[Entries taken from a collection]
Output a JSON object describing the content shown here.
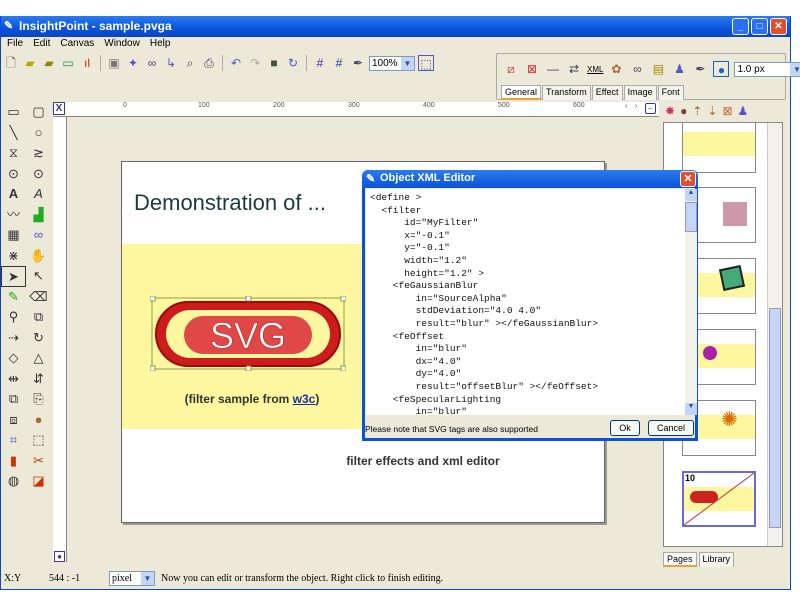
{
  "window": {
    "title": "InsightPoint - sample.pvga",
    "controls": [
      "minimize",
      "maximize",
      "close"
    ]
  },
  "menu": [
    "File",
    "Edit",
    "Canvas",
    "Window",
    "Help"
  ],
  "toolbar": {
    "zoom": "100%",
    "icons": [
      "new-icon",
      "open-icon",
      "open-folder-icon",
      "image-icon",
      "chart-icon",
      "save-icon",
      "effect-icon",
      "glasses-icon",
      "export-icon",
      "preview-icon",
      "print-icon",
      "undo-icon",
      "redo-icon",
      "bag-icon",
      "refresh-icon",
      "grid-icon",
      "grid-snap-icon",
      "pen-icon",
      "select-frame-icon"
    ]
  },
  "props": {
    "stroke_width": "1.0 px",
    "xml_label": "XML",
    "tabs": [
      "General",
      "Transform",
      "Effect",
      "Image",
      "Font"
    ],
    "active_tab": "General"
  },
  "ruler": {
    "ticks": [
      "0",
      "100",
      "200",
      "300",
      "400",
      "500",
      "600"
    ]
  },
  "page": {
    "title": "Demonstration of ...",
    "logo_text": "SVG",
    "caption_prefix": "(filter sample from ",
    "caption_link": "w3c",
    "caption_suffix": ")",
    "subtitle": "filter effects and xml editor"
  },
  "dialog": {
    "title": "Object XML Editor",
    "code": "<define >\n  <filter\n      id=\"MyFilter\"\n      x=\"-0.1\"\n      y=\"-0.1\"\n      width=\"1.2\"\n      height=\"1.2\" >\n    <feGaussianBlur\n        in=\"SourceAlpha\"\n        stdDeviation=\"4.0 4.0\"\n        result=\"blur\" ></feGaussianBlur>\n    <feOffset\n        in=\"blur\"\n        dx=\"4.0\"\n        dy=\"4.0\"\n        result=\"offsetBlur\" ></feOffset>\n    <feSpecularLighting\n        in=\"blur\"",
    "note": "Please note that SVG tags are also supported",
    "ok": "Ok",
    "cancel": "Cancel"
  },
  "pages_panel": {
    "tabs": [
      "Pages",
      "Library"
    ],
    "active_tab": "Pages",
    "selected_page_number": "10"
  },
  "status": {
    "coord_label": "X:Y",
    "coord_value": "544 : -1",
    "unit": "pixel",
    "message": "Now you can edit or transform the object. Right click to finish editing."
  }
}
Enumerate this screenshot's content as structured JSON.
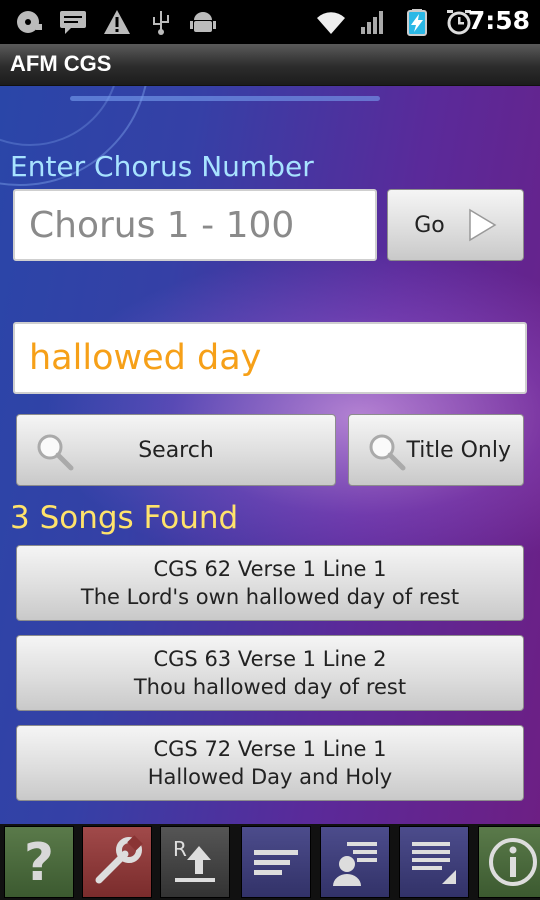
{
  "status_bar": {
    "time": "7:58",
    "icons": [
      "cd-icon",
      "message-icon",
      "warning-icon",
      "usb-icon",
      "android-icon",
      "wifi-icon",
      "signal-icon",
      "battery-charging-icon",
      "alarm-icon"
    ]
  },
  "app": {
    "title": "AFM CGS"
  },
  "chorus": {
    "label": "Enter Chorus Number",
    "placeholder": "Chorus 1 - 100",
    "go_label": "Go"
  },
  "search": {
    "value": "hallowed day",
    "search_label": "Search",
    "title_only_label": "Title Only"
  },
  "results": {
    "heading": "3 Songs Found",
    "items": [
      {
        "ref": "CGS 62 Verse 1 Line 1",
        "text": "The Lord's own hallowed day of rest"
      },
      {
        "ref": "CGS 63 Verse 1 Line 2",
        "text": "Thou hallowed day of rest"
      },
      {
        "ref": "CGS 72 Verse 1 Line 1",
        "text": "Hallowed Day and Holy"
      }
    ]
  },
  "toolbar": {
    "buttons": [
      {
        "name": "help-icon",
        "color": "#4d6b3f"
      },
      {
        "name": "wrench-icon",
        "color": "#8f3a3a"
      },
      {
        "name": "upload-icon",
        "color": "#444444"
      },
      {
        "name": "lines-icon",
        "color": "#3f3f7a"
      },
      {
        "name": "contact-list-icon",
        "color": "#3f3f7a"
      },
      {
        "name": "edit-list-icon",
        "color": "#3f3f7a"
      },
      {
        "name": "info-icon",
        "color": "#4d6b3f"
      }
    ]
  },
  "colors": {
    "accent_yellow": "#ffe36b",
    "label_blue": "#a8e3ff",
    "search_text": "#f6a018"
  }
}
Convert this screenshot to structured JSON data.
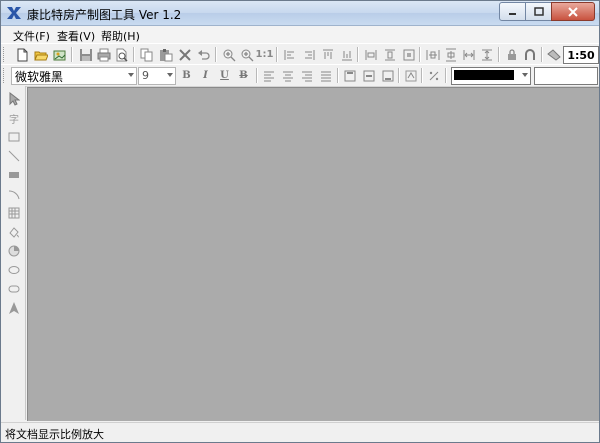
{
  "window": {
    "title": "康比特房产制图工具 Ver 1.2"
  },
  "menu": {
    "items": [
      {
        "label": "文件(F)"
      },
      {
        "label": "查看(V)"
      },
      {
        "label": "帮助(H)"
      }
    ]
  },
  "toolbar": {
    "fit_label": "1:1",
    "zoom_value": "1:50"
  },
  "format_toolbar": {
    "font_family": "微软雅黑",
    "font_size": "9",
    "bold": "B",
    "italic": "I",
    "underline": "U",
    "strike": "B",
    "color_value": "#000000"
  },
  "palette": {
    "text_tool": "字"
  },
  "status": {
    "text": "将文档显示比例放大"
  },
  "colors": {
    "canvas": "#ababab",
    "titlebar": "#c7d8ee"
  }
}
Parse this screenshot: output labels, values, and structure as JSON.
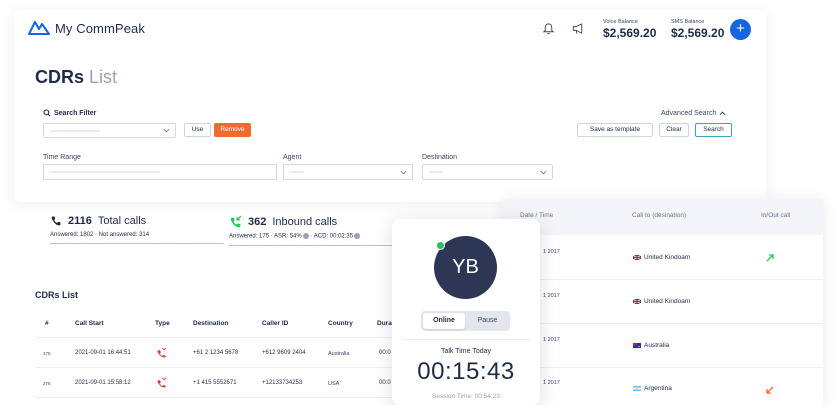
{
  "app": {
    "name": "My CommPeak"
  },
  "header": {
    "voice_balance_label": "Voice Balance",
    "voice_balance": "$2,569.20",
    "sms_balance_label": "SMS Balance",
    "sms_balance": "$2,569.20",
    "add_label": "+"
  },
  "page": {
    "title_bold": "CDRs",
    "title_light": " List"
  },
  "search_filter": {
    "label": "Search Filter",
    "use_label": "Use",
    "remove_label": "Remove",
    "advanced_label": "Advanced Search",
    "save_template_label": "Save as template",
    "clear_label": "Clear",
    "search_label": "Search"
  },
  "filters": {
    "time_range": "Time Range",
    "agent": "Agent",
    "destination": "Destination"
  },
  "stats": {
    "total": {
      "value": "2116",
      "label": "Total calls",
      "answered": "Answered: 1802",
      "not_answered": "Not answered: 314"
    },
    "inbound": {
      "value": "362",
      "label": "Inbound calls",
      "answered": "Answered: 175",
      "asr": "ASR: 54%",
      "acd": "ACD: 00:02:35"
    }
  },
  "cdrs_list": {
    "title": "CDRs List",
    "columns": [
      "#",
      "Call Start",
      "Type",
      "Destination",
      "Caller ID",
      "Country",
      "Dura"
    ],
    "rows": [
      {
        "num": "275",
        "start": "2021-09-01 16:44:51",
        "destination": "+61 2 1234 5678",
        "caller_id": "+612 9609 2404",
        "country": "Australia",
        "duration": "00:0"
      },
      {
        "num": "276",
        "start": "2021-09-01 15:58:12",
        "destination": "+1 415 5552671",
        "caller_id": "+12133734253",
        "country": "USA",
        "duration": "00:0"
      }
    ]
  },
  "right_table": {
    "columns": [
      "Date / Time",
      "Call to (desination)",
      "In/Out call"
    ],
    "rows": [
      {
        "date": "1 2017",
        "destination": "United Kindoam"
      },
      {
        "date": "1 2017",
        "destination": "United Kindoam"
      },
      {
        "date": "1 2017",
        "destination": "Australia"
      },
      {
        "date": "1 2017",
        "destination": "Argentina"
      }
    ]
  },
  "agent": {
    "initials": "YB",
    "online_label": "Online",
    "pause_label": "Pause",
    "talk_time_label": "Talk Time Today",
    "talk_time": "00:15:43",
    "session_time": "Session Time: 00:54:23"
  },
  "colors": {
    "accent": "#1565e0",
    "remove": "#f26a2e",
    "avatar": "#2e3656",
    "online": "#22c55e",
    "outbound_arrow": "#22c55e",
    "inbound_arrow": "#f26a2e"
  }
}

- **PROBLEM**: Exclude the pictures. Write out the remaining data exactly.

- **RESULT BELOW**:
Output a JSON object describing the content shown here.
{
  "window": {
    "title": "InsightPoint - sample.pvga",
    "controls": [
      "minimize",
      "maximize",
      "close"
    ]
  },
  "menu": [
    "File",
    "Edit",
    "Canvas",
    "Window",
    "Help"
  ],
  "toolbar": {
    "zoom": "100%",
    "icons": [
      "new-icon",
      "open-icon",
      "open-folder-icon",
      "image-icon",
      "chart-icon",
      "save-icon",
      "effect-icon",
      "glasses-icon",
      "export-icon",
      "preview-icon",
      "print-icon",
      "undo-icon",
      "redo-icon",
      "bag-icon",
      "refresh-icon",
      "grid-icon",
      "grid-snap-icon",
      "pen-icon",
      "select-frame-icon"
    ]
  },
  "props": {
    "stroke_width": "1.0 px",
    "xml_label": "XML",
    "tabs": [
      "General",
      "Transform",
      "Effect",
      "Image",
      "Font"
    ],
    "active_tab": "General"
  },
  "ruler": {
    "ticks": [
      "0",
      "100",
      "200",
      "300",
      "400",
      "500",
      "600"
    ]
  },
  "page": {
    "title": "Demonstration of ...",
    "logo_text": "SVG",
    "caption_prefix": "(filter sample from ",
    "caption_link": "w3c",
    "caption_suffix": ")",
    "subtitle": "filter effects and xml editor"
  },
  "dialog": {
    "title": "Object XML Editor",
    "code": "<define >\n  <filter\n      id=\"MyFilter\"\n      x=\"-0.1\"\n      y=\"-0.1\"\n      width=\"1.2\"\n      height=\"1.2\" >\n    <feGaussianBlur\n        in=\"SourceAlpha\"\n        stdDeviation=\"4.0 4.0\"\n        result=\"blur\" ></feGaussianBlur>\n    <feOffset\n        in=\"blur\"\n        dx=\"4.0\"\n        dy=\"4.0\"\n        result=\"offsetBlur\" ></feOffset>\n    <feSpecularLighting\n        in=\"blur\"",
    "note": "Please note that SVG tags are also supported",
    "ok": "Ok",
    "cancel": "Cancel"
  },
  "pages_panel": {
    "tabs": [
      "Pages",
      "Library"
    ],
    "active_tab": "Pages",
    "selected_page_number": "10"
  },
  "status": {
    "coord_label": "X:Y",
    "coord_value": "544 : -1",
    "unit": "pixel",
    "message": "Now you can edit or transform the object. Right click to finish editing."
  }
}
Enumerate this screenshot's content as structured JSON.
{
  "status_bar": {
    "time": "7:58",
    "icons": [
      "cd-icon",
      "message-icon",
      "warning-icon",
      "usb-icon",
      "android-icon",
      "wifi-icon",
      "signal-icon",
      "battery-charging-icon",
      "alarm-icon"
    ]
  },
  "app": {
    "title": "AFM CGS"
  },
  "chorus": {
    "label": "Enter Chorus Number",
    "placeholder": "Chorus 1 - 100",
    "go_label": "Go"
  },
  "search": {
    "value": "hallowed day",
    "search_label": "Search",
    "title_only_label": "Title Only"
  },
  "results": {
    "heading": "3 Songs Found",
    "items": [
      {
        "ref": "CGS 62 Verse 1 Line 1",
        "text": "The Lord's own hallowed day of rest"
      },
      {
        "ref": "CGS 63 Verse 1 Line 2",
        "text": "Thou hallowed day of rest"
      },
      {
        "ref": "CGS 72 Verse 1 Line 1",
        "text": "Hallowed Day and Holy"
      }
    ]
  },
  "toolbar": {
    "buttons": [
      {
        "name": "help-icon",
        "color": "#4d6b3f"
      },
      {
        "name": "wrench-icon",
        "color": "#8f3a3a"
      },
      {
        "name": "upload-icon",
        "color": "#444444"
      },
      {
        "name": "lines-icon",
        "color": "#3f3f7a"
      },
      {
        "name": "contact-list-icon",
        "color": "#3f3f7a"
      },
      {
        "name": "edit-list-icon",
        "color": "#3f3f7a"
      },
      {
        "name": "info-icon",
        "color": "#4d6b3f"
      }
    ]
  },
  "colors": {
    "accent_yellow": "#ffe36b",
    "label_blue": "#a8e3ff",
    "search_text": "#f6a018"
  }
}
Convert this screenshot to structured JSON data.
{
  "window": {
    "title": "康比特房产制图工具 Ver 1.2"
  },
  "menu": {
    "items": [
      {
        "label": "文件(F)"
      },
      {
        "label": "查看(V)"
      },
      {
        "label": "帮助(H)"
      }
    ]
  },
  "toolbar": {
    "fit_label": "1:1",
    "zoom_value": "1:50"
  },
  "format_toolbar": {
    "font_family": "微软雅黑",
    "font_size": "9",
    "bold": "B",
    "italic": "I",
    "underline": "U",
    "strike": "B",
    "color_value": "#000000"
  },
  "palette": {
    "text_tool": "字"
  },
  "status": {
    "text": "将文档显示比例放大"
  },
  "colors": {
    "canvas": "#ababab",
    "titlebar": "#c7d8ee"
  }
}
Parse this screenshot: output labels, values, and structure as JSON.
{
  "app": {
    "name": "My CommPeak"
  },
  "header": {
    "voice_balance_label": "Voice Balance",
    "voice_balance": "$2,569.20",
    "sms_balance_label": "SMS Balance",
    "sms_balance": "$2,569.20",
    "add_label": "+"
  },
  "page": {
    "title_bold": "CDRs",
    "title_light": " List"
  },
  "search_filter": {
    "label": "Search Filter",
    "use_label": "Use",
    "remove_label": "Remove",
    "advanced_label": "Advanced Search",
    "save_template_label": "Save as template",
    "clear_label": "Clear",
    "search_label": "Search"
  },
  "filters": {
    "time_range": "Time Range",
    "agent": "Agent",
    "destination": "Destination"
  },
  "stats": {
    "total": {
      "value": "2116",
      "label": "Total calls",
      "answered": "Answered: 1802",
      "not_answered": "Not answered: 314"
    },
    "inbound": {
      "value": "362",
      "label": "Inbound calls",
      "answered": "Answered: 175",
      "asr": "ASR: 54%",
      "acd": "ACD: 00:02:35"
    }
  },
  "cdrs_list": {
    "title": "CDRs List",
    "columns": [
      "#",
      "Call Start",
      "Type",
      "Destination",
      "Caller ID",
      "Country",
      "Dura"
    ],
    "rows": [
      {
        "num": "275",
        "start": "2021-09-01 16:44:51",
        "destination": "+61 2 1234 5678",
        "caller_id": "+612 9609 2404",
        "country": "Australia",
        "duration": "00:0"
      },
      {
        "num": "276",
        "start": "2021-09-01 15:58:12",
        "destination": "+1 415 5552671",
        "caller_id": "+12133734253",
        "country": "USA",
        "duration": "00:0"
      }
    ]
  },
  "right_table": {
    "columns": [
      "Date / Time",
      "Call to (desination)",
      "In/Out call"
    ],
    "rows": [
      {
        "date": "1 2017",
        "destination": "United Kindoam"
      },
      {
        "date": "1 2017",
        "destination": "United Kindoam"
      },
      {
        "date": "1 2017",
        "destination": "Australia"
      },
      {
        "date": "1 2017",
        "destination": "Argentina"
      }
    ]
  },
  "agent": {
    "initials": "YB",
    "online_label": "Online",
    "pause_label": "Pause",
    "talk_time_label": "Talk Time Today",
    "talk_time": "00:15:43",
    "session_time": "Session Time: 00:54:23"
  },
  "colors": {
    "accent": "#1565e0",
    "remove": "#f26a2e",
    "avatar": "#2e3656",
    "online": "#22c55e",
    "outbound_arrow": "#22c55e",
    "inbound_arrow": "#f26a2e"
  }
}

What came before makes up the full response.